** START Information supplied **

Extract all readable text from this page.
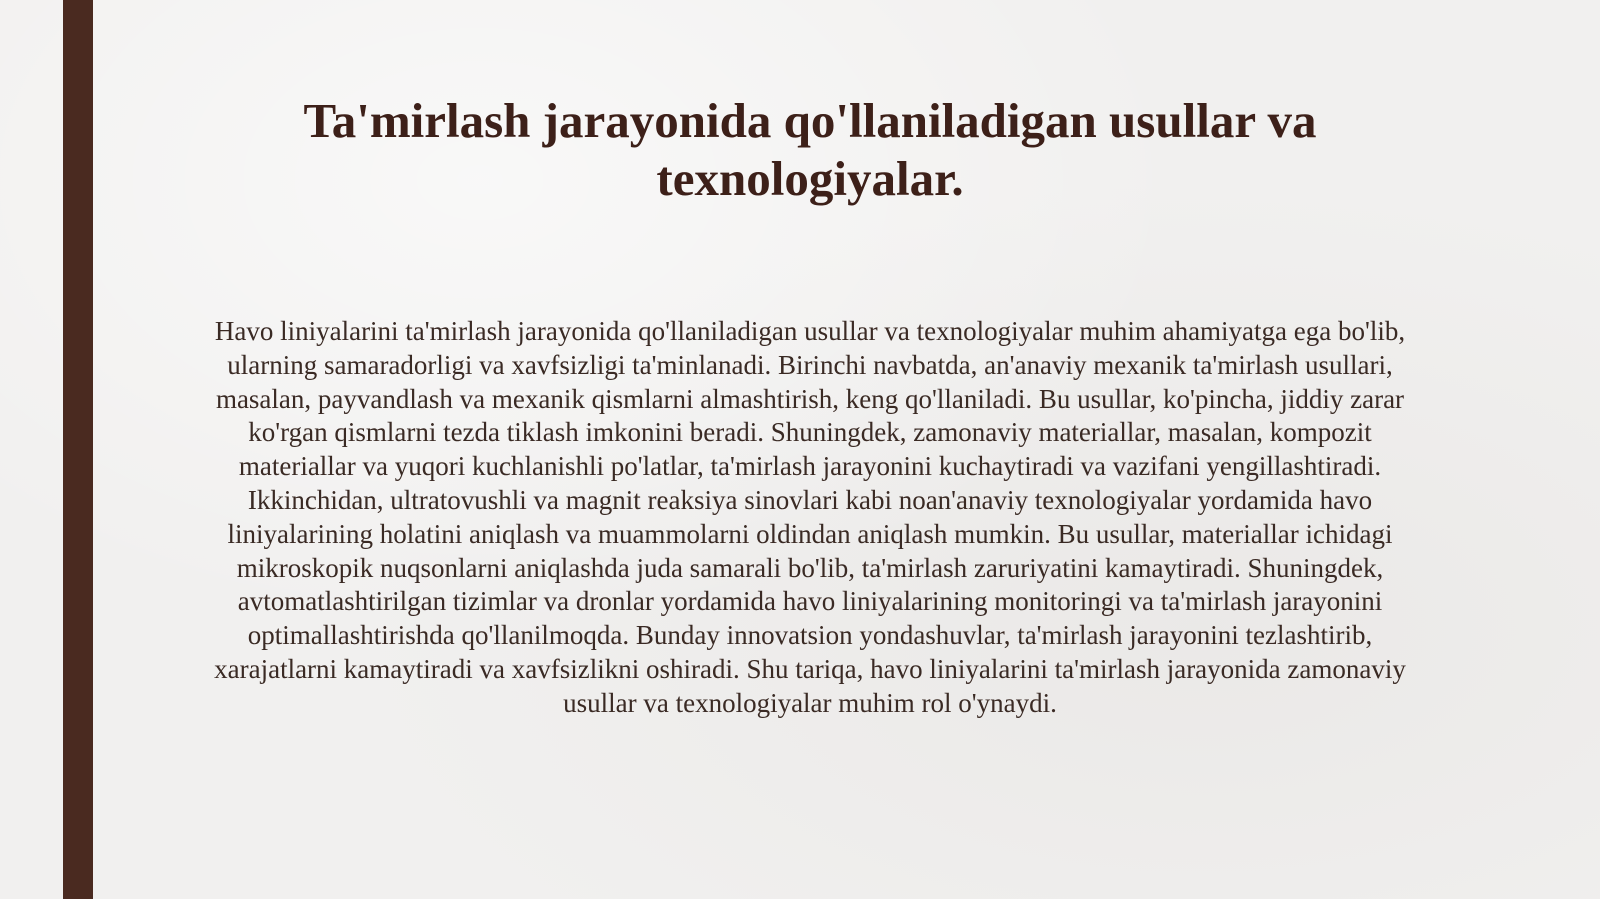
Ta'mirlash jarayonida qo'llaniladigan usullar va texnologiyalar.

Havo liniyalarini ta'mirlash jarayonida qo'llaniladigan usullar va texnologiyalar muhim ahamiyatga ega bo'lib, ularning samaradorligi va xavfsizligi ta'minlanadi. Birinchi navbatda, an'anaviy mexanik ta'mirlash usullari, masalan, payvandlash va mexanik qismlarni almashtirish, keng qo'llaniladi. Bu usullar, ko'pincha, jiddiy zarar ko'rgan qismlarni tezda tiklash imkonini beradi. Shuningdek, zamonaviy materiallar, masalan, kompozit materiallar va yuqori kuchlanishli po'latlar, ta'mirlash jarayonini kuchaytiradi va vazifani yengillashtiradi. Ikkinchidan, ultratovushli va magnit reaksiya sinovlari kabi noan'anaviy texnologiyalar yordamida havo liniyalarining holatini aniqlash va muammolarni oldindan aniqlash mumkin. Bu usullar, materiallar ichidagi mikroskopik nuqsonlarni aniqlashda juda samarali bo'lib, ta'mirlash zaruriyatini kamaytiradi. Shuningdek, avtomatlashtirilgan tizimlar va dronlar yordamida havo liniyalarining monitoringi va ta'mirlash jarayonini optimallashtirishda qo'llanilmoqda. Bunday innovatsion yondashuvlar, ta'mirlash jarayonini tezlashtirib, xarajatlarni kamaytiradi va xavfsizlikni oshiradi. Shu tariqa, havo liniyalarini ta'mirlash jarayonida zamonaviy usullar va texnologiyalar muhim rol o'ynaydi.
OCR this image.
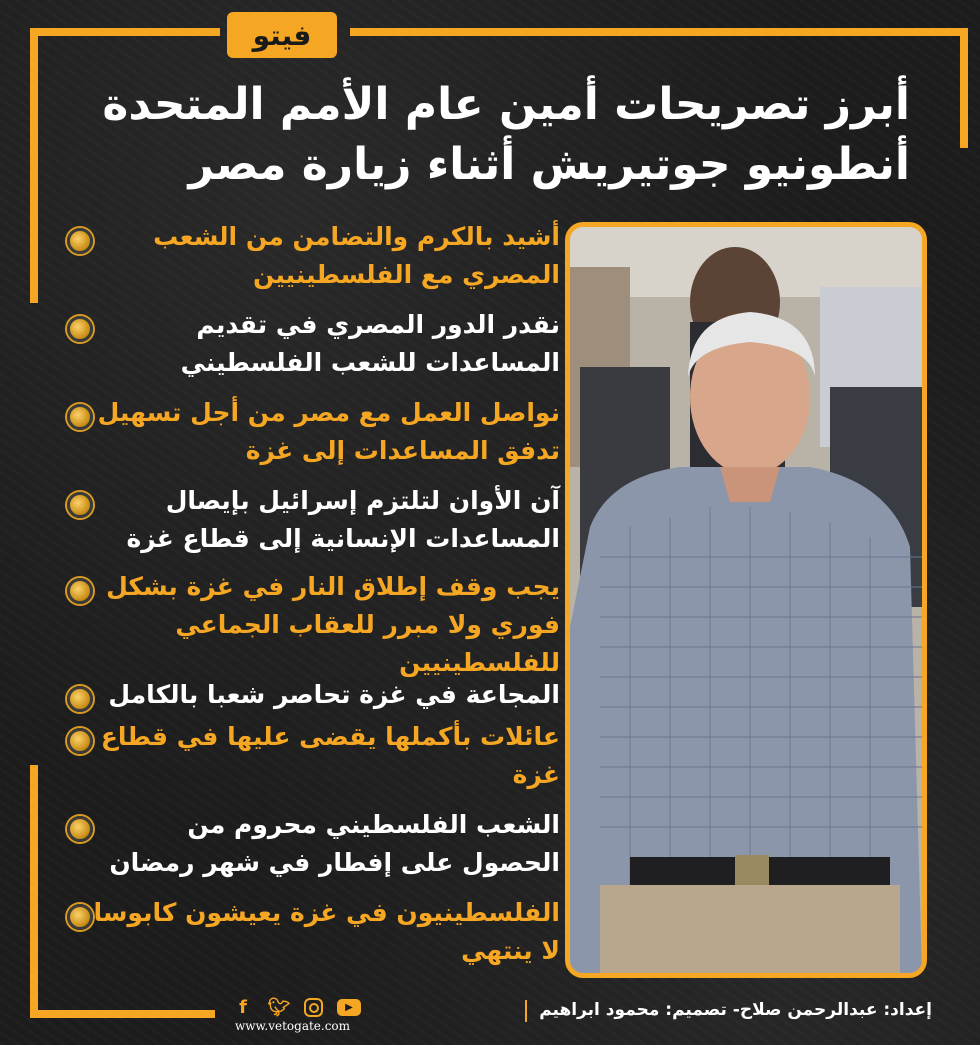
فيتو
أبرز تصريحات أمين عام الأمم المتحدة
أنطونيو جوتيريش أثناء زيارة مصر
أشيد بالكرم والتضامن من الشعب المصري مع الفلسطينيين
نقدر الدور المصري في تقديم المساعدات للشعب الفلسطيني
نواصل العمل مع مصر من أجل تسهيل تدفق المساعدات إلى غزة
آن الأوان لتلتزم إسرائيل بإيصال المساعدات الإنسانية إلى قطاع غزة
يجب وقف إطلاق النار في غزة بشكل فوري ولا مبرر للعقاب الجماعي للفلسطينيين
المجاعة في غزة تحاصر شعبا بالكامل
عائلات بأكملها يقضى عليها في قطاع غزة
الشعب الفلسطيني محروم من الحصول على إفطار في شهر رمضان
الفلسطينيون في غزة يعيشون كابوسا لا ينتهي
f	🐦︎	▶
www.vetogate.com
إعداد: عبدالرحمن صلاح- تصميم: محمود ابراهيم
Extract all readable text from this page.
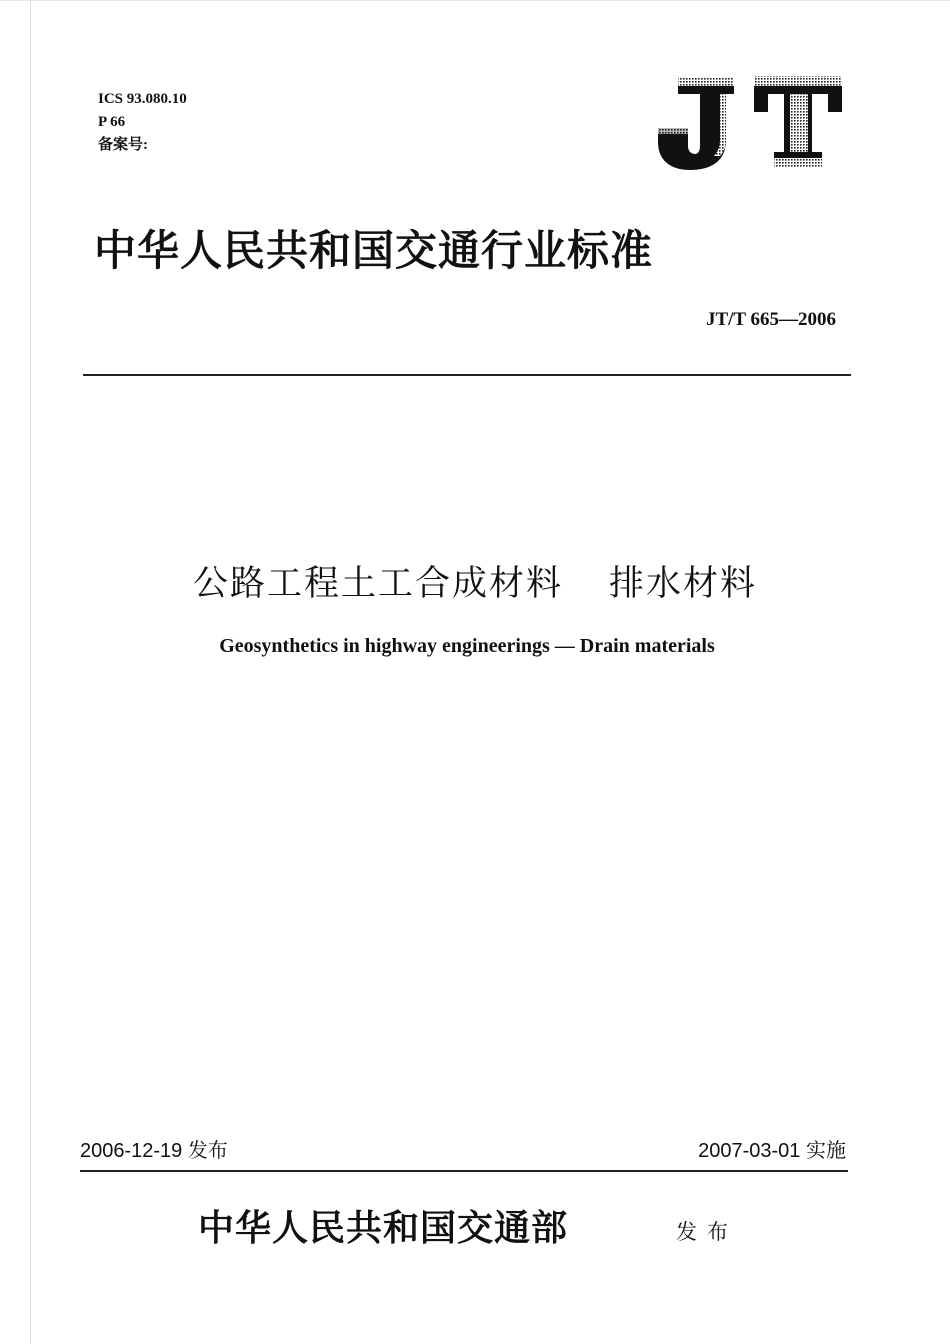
ICS 93.080.10
P 66
备案号:
中华人民共和国交通行业标准
JT/T 665—2006
公路工程土工合成材料 排水材料
Geosynthetics in highway engineerings — Drain materials
2006-12-19 发布	2007-03-01 实施
中华人民共和国交通部	发布
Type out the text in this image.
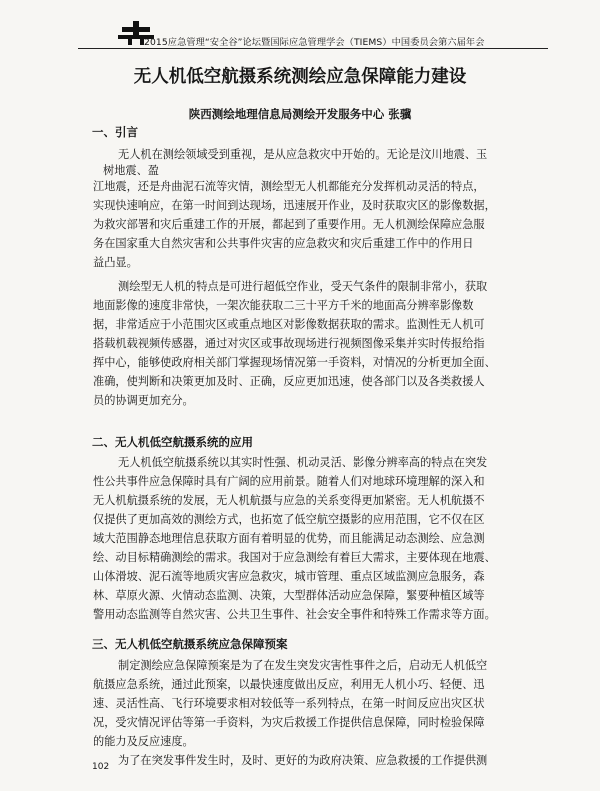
2015应急管理“安全谷”论坛暨国际应急管理学会（TIEMS）中国委员会第六届年会
无人机低空航摄系统测绘应急保障能力建设
陕西测绘地理信息局测绘开发服务中心 张骥
一、引言
无人机在测绘领域受到重视，是从应急救灾中开始的。无论是汶川地震、玉
树地震、盈
江地震，还是舟曲泥石流等灾情，测绘型无人机都能充分发挥机动灵活的特点，
实现快速响应，在第一时间到达现场，迅速展开作业，及时获取灾区的影像数据，
为救灾部署和灾后重建工作的开展，都起到了重要作用。无人机测绘保障应急服
务在国家重大自然灾害和公共事件灾害的应急救灾和灾后重建工作中的作用日
益凸显。
测绘型无人机的特点是可进行超低空作业，受天气条件的限制非常小，获取
地面影像的速度非常快，一架次能获取二三十平方千米的地面高分辨率影像数
据，非常适应于小范围灾区或重点地区对影像数据获取的需求。监测性无人机可
搭载机载视频传感器，通过对灾区或事故现场进行视频图像采集并实时传报给指
挥中心，能够使政府相关部门掌握现场情况第一手资料，对情况的分析更加全面、
准确，使判断和决策更加及时、正确，反应更加迅速，使各部门以及各类救援人
员的协调更加充分。
二、无人机低空航摄系统的应用
无人机低空航摄系统以其实时性强、机动灵活、影像分辨率高的特点在突发
性公共事件应急保障时具有广阔的应用前景。随着人们对地球环境理解的深入和
无人机航摄系统的发展，无人机航摄与应急的关系变得更加紧密。无人机航摄不
仅提供了更加高效的测绘方式，也拓宽了低空航空摄影的应用范围，它不仅在区
域大范围静态地理信息获取方面有着明显的优势，而且能满足动态测绘、应急测
绘、动目标精确测绘的需求。我国对于应急测绘有着巨大需求，主要体现在地震、
山体滑坡、泥石流等地质灾害应急救灾，城市管理、重点区域监测应急服务，森
林、草原火源、火情动态监测、决策，大型群体活动应急保障，緊要种植区域等
警用动态监测等自然灾害、公共卫生事件、社会安全事件和特殊工作需求等方面。
三、无人机低空航摄系统应急保障预案
制定测绘应急保障预案是为了在发生突发灾害性事件之后，启动无人机低空
航摄应急系统，通过此预案，以最快速度做出反应，利用无人机小巧、轻便、迅
速、灵活性高、飞行环境要求相对较低等一系列特点，在第一时间反应出灾区状
况，受灾情况评估等第一手资料，为灾后救援工作提供信息保障，同时检验保障
的能力及反应速度。
为了在突发事件发生时，及时、更好的为政府决策、应急救援的工作提供测
102
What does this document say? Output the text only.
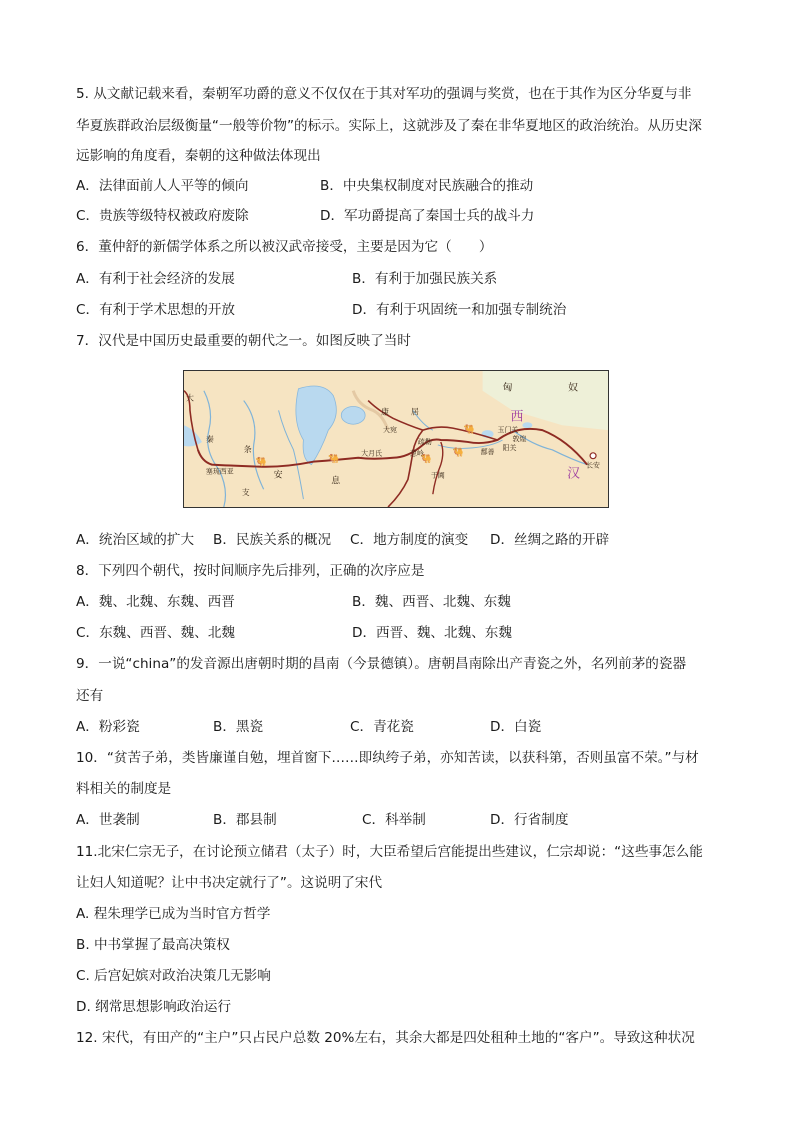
5. 从文献记载来看，秦朝军功爵的意义不仅仅在于其对军功的强调与奖赏，也在于其作为区分华夏与非
华夏族群政治层级衡量“一般等价物”的标示。实际上，这就涉及了秦在非华夏地区的政治统治。从历史深
远影响的角度看，秦朝的这种做法体现出
A．法律面前人人平等的倾向	B．中央集权制度对民族融合的推动
C．贵族等级特权被政府废除	D．军功爵提高了秦国士兵的战斗力
6．董仲舒的新儒学体系之所以被汉武帝接受，主要是因为它（　　）
A．有利于社会经济的发展	B．有利于加强民族关系
C．有利于学术思想的开放	D．有利于巩固统一和加强专制统治
7．汉代是中国历史最重要的朝代之一。如图反映了当时
🐫
🐫
🐫
🐫
🐫
匈	奴
西
汉
长安
玉门关
敦煌
阳关
鄯善
康	居
大宛
疏勒
葱岭
大月氏
于阗
安
息
条
支
秦
塞琉西亚
大
A．统治区域的扩大 B．民族关系的概况 C．地方制度的演变 D．丝绸之路的开辟
8．下列四个朝代，按时间顺序先后排列，正确的次序应是
A．魏、北魏、东魏、西晋	B．魏、西晋、北魏、东魏
C．东魏、西晋、魏、北魏	D．西晋、魏、北魏、东魏
9．一说“china”的发音源出唐朝时期的昌南（今景德镇）。唐朝昌南除出产青瓷之外，名列前茅的瓷器
还有
A．粉彩瓷	B．黑瓷	C．青花瓷	D．白瓷
10．“贫苦子弟，类皆廉谨自勉，埋首窗下……即纨绔子弟，亦知苦读，以获科第，否则虽富不荣。”与材
料相关的制度是
A．世袭制	B．郡县制	C．科举制	D．行省制度
11.北宋仁宗无子，在讨论预立储君（太子）时，大臣希望后宫能提出些建议，仁宗却说：“这些事怎么能
让妇人知道呢？让中书决定就行了”。这说明了宋代
A. 程朱理学已成为当时官方哲学
B. 中书掌握了最高决策权
C. 后宫妃嫔对政治决策几无影响
D. 纲常思想影响政治运行
12. 宋代，有田产的“主户”只占民户总数 20%左右，其余大都是四处租种土地的“客户”。导致这种状况
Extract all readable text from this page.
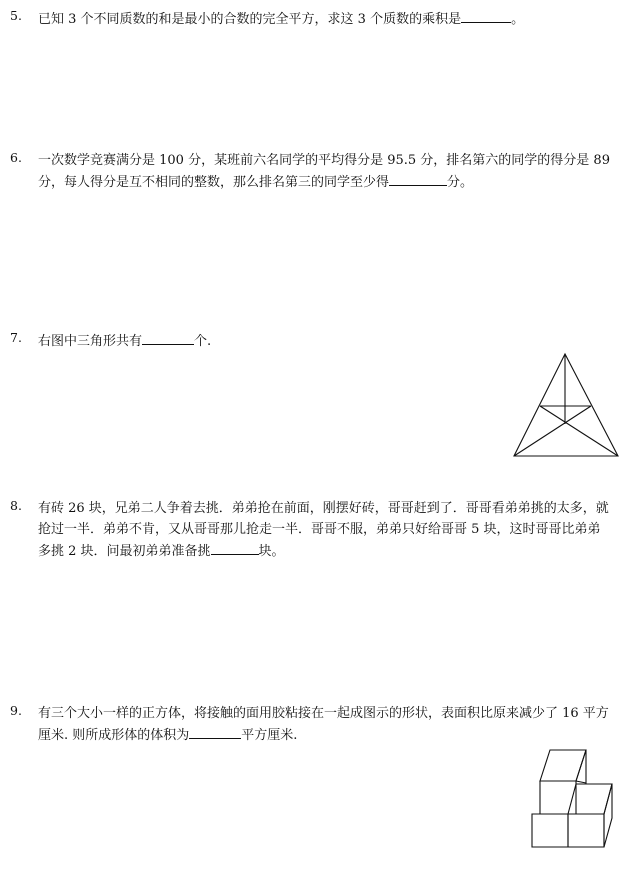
5. 已知 3 个不同质数的和是最小的合数的完全平方，求这 3 个质数的乘积是	。
6. 一次数学竞赛满分是 100 分，某班前六名同学的平均得分是 95.5 分，排名第六的同学的得分是 89
分，每人得分是互不相同的整数，那么排名第三的同学至少得	分。
7. 右图中三角形共有	个.
8. 有砖 26 块，兄弟二人争着去挑．弟弟抢在前面，刚摆好砖，哥哥赶到了．哥哥看弟弟挑的太多，就
抢过一半．弟弟不肯，又从哥哥那儿抢走一半．哥哥不服，弟弟只好给哥哥 5 块，这时哥哥比弟弟
多挑 2 块．问最初弟弟准备挑	块。
9. 有三个大小一样的正方体，将接触的面用胶粘接在一起成图示的形状，表面积比原来减少了 16 平方
厘米. 则所成形体的体积为	平方厘米.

** END Information supplied **

Challenge: Of the lines in the material, how many hold the word "المساعدات"? Reply with the number only.

Answer to the task: 3